**Task requirements**:
Produce an exact copy of all the data below, dropping every image.

((

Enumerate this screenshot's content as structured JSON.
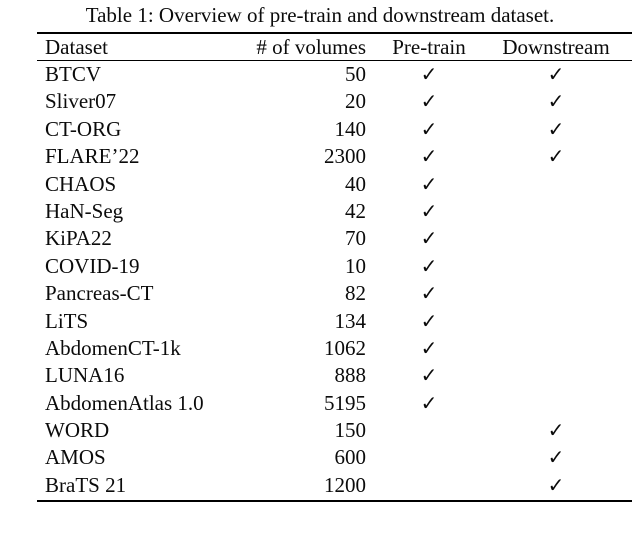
{
  "caption": "Table 1: Overview of pre-train and downstream dataset.",
  "table": {
    "columns": [
      "Dataset",
      "# of volumes",
      "Pre-train",
      "Downstream"
    ],
    "check_glyph": "✓",
    "text_color": "#0b0b0b",
    "rule_color": "#000000",
    "rows": [
      {
        "dataset": "BTCV",
        "volumes": "50",
        "pretrain": true,
        "downstream": true
      },
      {
        "dataset": "Sliver07",
        "volumes": "20",
        "pretrain": true,
        "downstream": true
      },
      {
        "dataset": "CT-ORG",
        "volumes": "140",
        "pretrain": true,
        "downstream": true
      },
      {
        "dataset": "FLARE’22",
        "volumes": "2300",
        "pretrain": true,
        "downstream": true
      },
      {
        "dataset": "CHAOS",
        "volumes": "40",
        "pretrain": true,
        "downstream": false
      },
      {
        "dataset": "HaN-Seg",
        "volumes": "42",
        "pretrain": true,
        "downstream": false
      },
      {
        "dataset": "KiPA22",
        "volumes": "70",
        "pretrain": true,
        "downstream": false
      },
      {
        "dataset": "COVID-19",
        "volumes": "10",
        "pretrain": true,
        "downstream": false
      },
      {
        "dataset": "Pancreas-CT",
        "volumes": "82",
        "pretrain": true,
        "downstream": false
      },
      {
        "dataset": "LiTS",
        "volumes": "134",
        "pretrain": true,
        "downstream": false
      },
      {
        "dataset": "AbdomenCT-1k",
        "volumes": "1062",
        "pretrain": true,
        "downstream": false
      },
      {
        "dataset": "LUNA16",
        "volumes": "888",
        "pretrain": true,
        "downstream": false
      },
      {
        "dataset": "AbdomenAtlas 1.0",
        "volumes": "5195",
        "pretrain": true,
        "downstream": false
      },
      {
        "dataset": "WORD",
        "volumes": "150",
        "pretrain": false,
        "downstream": true
      },
      {
        "dataset": "AMOS",
        "volumes": "600",
        "pretrain": false,
        "downstream": true
      },
      {
        "dataset": "BraTS 21",
        "volumes": "1200",
        "pretrain": false,
        "downstream": true
      }
    ]
  }
}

))

**Result of the task**:
Enumerate this screenshot's content as structured JSON.
{
  "caption": "Table 1: Overview of pre-train and downstream dataset.",
  "table": {
    "columns": [
      "Dataset",
      "# of volumes",
      "Pre-train",
      "Downstream"
    ],
    "check_glyph": "✓",
    "text_color": "#0b0b0b",
    "rule_color": "#000000",
    "rows": [
      {
        "dataset": "BTCV",
        "volumes": "50",
        "pretrain": true,
        "downstream": true
      },
      {
        "dataset": "Sliver07",
        "volumes": "20",
        "pretrain": true,
        "downstream": true
      },
      {
        "dataset": "CT-ORG",
        "volumes": "140",
        "pretrain": true,
        "downstream": true
      },
      {
        "dataset": "FLARE’22",
        "volumes": "2300",
        "pretrain": true,
        "downstream": true
      },
      {
        "dataset": "CHAOS",
        "volumes": "40",
        "pretrain": true,
        "downstream": false
      },
      {
        "dataset": "HaN-Seg",
        "volumes": "42",
        "pretrain": true,
        "downstream": false
      },
      {
        "dataset": "KiPA22",
        "volumes": "70",
        "pretrain": true,
        "downstream": false
      },
      {
        "dataset": "COVID-19",
        "volumes": "10",
        "pretrain": true,
        "downstream": false
      },
      {
        "dataset": "Pancreas-CT",
        "volumes": "82",
        "pretrain": true,
        "downstream": false
      },
      {
        "dataset": "LiTS",
        "volumes": "134",
        "pretrain": true,
        "downstream": false
      },
      {
        "dataset": "AbdomenCT-1k",
        "volumes": "1062",
        "pretrain": true,
        "downstream": false
      },
      {
        "dataset": "LUNA16",
        "volumes": "888",
        "pretrain": true,
        "downstream": false
      },
      {
        "dataset": "AbdomenAtlas 1.0",
        "volumes": "5195",
        "pretrain": true,
        "downstream": false
      },
      {
        "dataset": "WORD",
        "volumes": "150",
        "pretrain": false,
        "downstream": true
      },
      {
        "dataset": "AMOS",
        "volumes": "600",
        "pretrain": false,
        "downstream": true
      },
      {
        "dataset": "BraTS 21",
        "volumes": "1200",
        "pretrain": false,
        "downstream": true
      }
    ]
  }
}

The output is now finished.